#### TEXT FOR ANALYSIS
=== Section Start ===

DustyOwl · 08/01/2025 20:34

Each to their own. I spent 3 months in hospital. Sometimes I was chatty, sometimes I just wanted to escape into my headphones. There were many times though when knowing people on my ward was mutually helpful. Sometimes to call for assistance or to help get things for those less mobile, for example.

HollyKnight · 08/01/2025 20:35

There are no rules - unspoken or otherwise - on this. On my ward, the sister doesn't like the curtains closed during the day unless someone is dressing/undressing, receiving personal care, having a consultation, or dying. It is a hospital, people need to be seen to be observed. At night we can creep around and peek behind the curtains to make sure people are sleeping and not dead, but during the day the curtains are kept open.

YouShouldBeDancingYeah · 08/01/2025 20:35

WinterBones · 08/01/2025 20:27

the nurses said they liked coming into our little ward because it was warm, welcoming, and we included them in the chatter/jokes we had going on.

think we even had one of the orderlies popping in more than strictly necessary because he came into fix a TV and we managed to find something to rib him about which came up every time he popped into check on it.

I was in hospital for an extended stay after suffering from sepsis. The nurses said they could “feel the love” in our little 4 person bay as we all talked, supported, laughed, cried and just helped each other through our respective recoveries over the days and weeks that followed. We are all still firm friends now and I strongly believe the support we received from each other helped us all survive. I was told later on that we were all put in that bay together as we were the sickest patients on the ward and it was easiest for the nurses to keep an eye on us simultaneously. I don’t think they envisaged the power of friendship would be so healing.

PonyPatter44 · 08/01/2025 20:36

Of course it's not rude. The whole premise of the comedy series "Only When I Laugh" was that people in hospital talk to each other. Your arbitrary rules are not the norm, I'm afraid.

I hope you feel better soon.

ApplesinmyPocket · 08/01/2025 20:36

Oh goodness, I couldn't feel more differently! I was in an acute respiratory ward for ten days in September last year - it was my first stay in hospital other than giving birth - I was quite ill and couldn't get out of bed much (two lung drains in, eg) but I made such lovely friends on that ward - some went, others came, some like me stayed and we formed a lovely group despite our differences in age, background, diagnosis etc. And yes, we all helped each other with various things like filling in the meal requests, calling nurses if needed, depending on which of us was most mobile/fit at the time.

=== Section End ===

#### EXERCISE TASKS
a) In the hospital ward discussion, what kind of ward was ApplesinmyPocket in, and for how long?
b) Please write a continuation of the hospital ward discussion, picking up right after its final post.

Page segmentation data
=== Section Start ===

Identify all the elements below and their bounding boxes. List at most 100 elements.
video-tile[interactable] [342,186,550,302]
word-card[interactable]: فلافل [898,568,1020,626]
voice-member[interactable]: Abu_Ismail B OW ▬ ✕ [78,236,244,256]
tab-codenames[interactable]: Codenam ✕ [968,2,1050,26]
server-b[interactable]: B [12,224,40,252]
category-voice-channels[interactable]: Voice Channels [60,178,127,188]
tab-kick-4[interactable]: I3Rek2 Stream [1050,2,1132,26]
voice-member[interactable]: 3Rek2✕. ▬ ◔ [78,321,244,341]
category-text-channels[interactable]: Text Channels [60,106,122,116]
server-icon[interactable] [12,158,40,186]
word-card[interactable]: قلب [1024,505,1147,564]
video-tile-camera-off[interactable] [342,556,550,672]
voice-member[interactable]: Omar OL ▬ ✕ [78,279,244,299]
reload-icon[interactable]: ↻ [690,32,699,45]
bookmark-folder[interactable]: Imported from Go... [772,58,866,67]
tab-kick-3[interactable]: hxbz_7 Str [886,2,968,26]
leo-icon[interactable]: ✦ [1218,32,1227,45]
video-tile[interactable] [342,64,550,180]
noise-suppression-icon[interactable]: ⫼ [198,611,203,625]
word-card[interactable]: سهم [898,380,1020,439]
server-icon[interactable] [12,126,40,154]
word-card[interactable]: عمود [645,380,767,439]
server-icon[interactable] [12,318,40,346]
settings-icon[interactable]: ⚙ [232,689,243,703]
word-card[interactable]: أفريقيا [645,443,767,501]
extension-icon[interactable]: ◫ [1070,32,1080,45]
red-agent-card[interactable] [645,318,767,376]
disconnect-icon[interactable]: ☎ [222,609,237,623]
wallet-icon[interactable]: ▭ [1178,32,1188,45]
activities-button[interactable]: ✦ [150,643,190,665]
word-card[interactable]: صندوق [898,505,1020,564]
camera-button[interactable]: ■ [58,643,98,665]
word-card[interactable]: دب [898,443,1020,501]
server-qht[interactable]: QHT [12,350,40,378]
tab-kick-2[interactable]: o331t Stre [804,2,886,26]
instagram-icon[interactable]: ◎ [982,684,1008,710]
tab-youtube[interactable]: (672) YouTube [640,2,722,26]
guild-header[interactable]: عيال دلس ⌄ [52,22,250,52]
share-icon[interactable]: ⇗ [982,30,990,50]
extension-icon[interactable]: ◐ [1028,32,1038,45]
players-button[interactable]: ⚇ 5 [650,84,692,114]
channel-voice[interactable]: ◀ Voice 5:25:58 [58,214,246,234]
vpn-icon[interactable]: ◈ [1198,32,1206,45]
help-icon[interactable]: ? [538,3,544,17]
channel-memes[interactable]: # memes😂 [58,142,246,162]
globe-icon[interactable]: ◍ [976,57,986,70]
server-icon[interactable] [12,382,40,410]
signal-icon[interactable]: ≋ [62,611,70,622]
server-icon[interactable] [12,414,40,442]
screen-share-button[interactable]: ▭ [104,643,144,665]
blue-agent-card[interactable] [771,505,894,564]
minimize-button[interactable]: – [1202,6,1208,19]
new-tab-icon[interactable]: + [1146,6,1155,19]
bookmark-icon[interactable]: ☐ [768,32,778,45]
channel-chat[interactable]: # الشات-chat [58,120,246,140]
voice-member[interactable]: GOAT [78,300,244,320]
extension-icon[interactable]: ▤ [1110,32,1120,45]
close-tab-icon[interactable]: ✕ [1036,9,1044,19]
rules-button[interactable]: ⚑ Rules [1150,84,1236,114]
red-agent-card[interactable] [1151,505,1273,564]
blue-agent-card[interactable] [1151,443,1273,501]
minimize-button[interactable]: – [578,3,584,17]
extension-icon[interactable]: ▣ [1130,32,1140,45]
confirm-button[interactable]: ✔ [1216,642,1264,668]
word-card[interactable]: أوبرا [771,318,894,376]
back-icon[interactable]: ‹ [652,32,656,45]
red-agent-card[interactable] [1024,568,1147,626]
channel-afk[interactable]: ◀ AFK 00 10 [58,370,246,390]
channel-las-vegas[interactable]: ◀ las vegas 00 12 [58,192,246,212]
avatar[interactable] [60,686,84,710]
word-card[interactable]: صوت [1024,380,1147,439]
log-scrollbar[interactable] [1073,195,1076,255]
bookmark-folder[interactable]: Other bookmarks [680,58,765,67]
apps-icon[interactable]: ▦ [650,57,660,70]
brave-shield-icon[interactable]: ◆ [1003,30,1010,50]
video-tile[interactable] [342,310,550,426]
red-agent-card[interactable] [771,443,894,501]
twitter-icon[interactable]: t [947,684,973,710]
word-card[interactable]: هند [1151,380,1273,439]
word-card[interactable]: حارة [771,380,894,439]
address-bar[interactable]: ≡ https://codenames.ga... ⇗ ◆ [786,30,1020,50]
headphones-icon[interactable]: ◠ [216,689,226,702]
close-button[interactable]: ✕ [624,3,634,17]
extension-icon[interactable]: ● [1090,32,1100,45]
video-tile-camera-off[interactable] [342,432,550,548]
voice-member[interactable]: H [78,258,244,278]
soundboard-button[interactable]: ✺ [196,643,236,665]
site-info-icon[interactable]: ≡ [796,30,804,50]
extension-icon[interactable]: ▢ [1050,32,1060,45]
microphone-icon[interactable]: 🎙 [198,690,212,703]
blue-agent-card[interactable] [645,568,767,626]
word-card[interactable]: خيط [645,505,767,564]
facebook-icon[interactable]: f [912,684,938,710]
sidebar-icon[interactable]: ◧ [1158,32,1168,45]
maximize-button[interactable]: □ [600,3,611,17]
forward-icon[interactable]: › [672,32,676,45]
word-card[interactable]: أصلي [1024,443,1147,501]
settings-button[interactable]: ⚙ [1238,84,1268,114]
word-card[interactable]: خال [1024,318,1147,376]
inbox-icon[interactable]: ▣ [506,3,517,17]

=== Section End ===

#### OUTPUTS BY TASK
a) An acute respiratory ward, for ten days.

b)
I took my first unaided walk (stagger) to the toilet one night after a week of commodes, pushing my IV drip and dragging my heavy lung drain receptacle with me, and everyone cheered 😀. We made a good joke out of me looking like Wee Willie Winkie flitting through the town lighting the lanterns.

That time would have been immeasurably worse for me without the camaraderie of the others going through similar unpleasant things. My 'best friend' in there was 85, she was so funny and witty despite going through awful things, and I still wonder if she managed to get home in the end.

I had one person assigned to the bed beside me for a while and she made it politely clear she wasn't up for chatting, which was fine, we're all different.

DuesToTheDirt · 08/01/2025 20:36

Calling it "the height of rudeness" is pretty weird to be honest. If you don't want to chat, that's fine, but other people aren't rude for trying to talk to you. Maybe they think you're rude for not talking to them. "certainly you don't make small talk with complete strangers" - but why not? Confused

Thewrongdoor · 08/01/2025 20:36

YABVU.

niadainud · 08/01/2025 20:37

WWY · 08/01/2025 20:27

During the day it's fine. But last time I was in the girl next to me spoke on the phone ALL night long to her boyfriend. I was in pain and desperately needed to sleep but she was still harping on at gone 4am. I wished the nurses would say something to her but they didn't.
I'm normally the type to say something myself but she was around 17/18 on her own in hospital so I thought she must be scared so I left it. But it was very annoying though.

That sort of behaviour, imo, is the height of rudeness.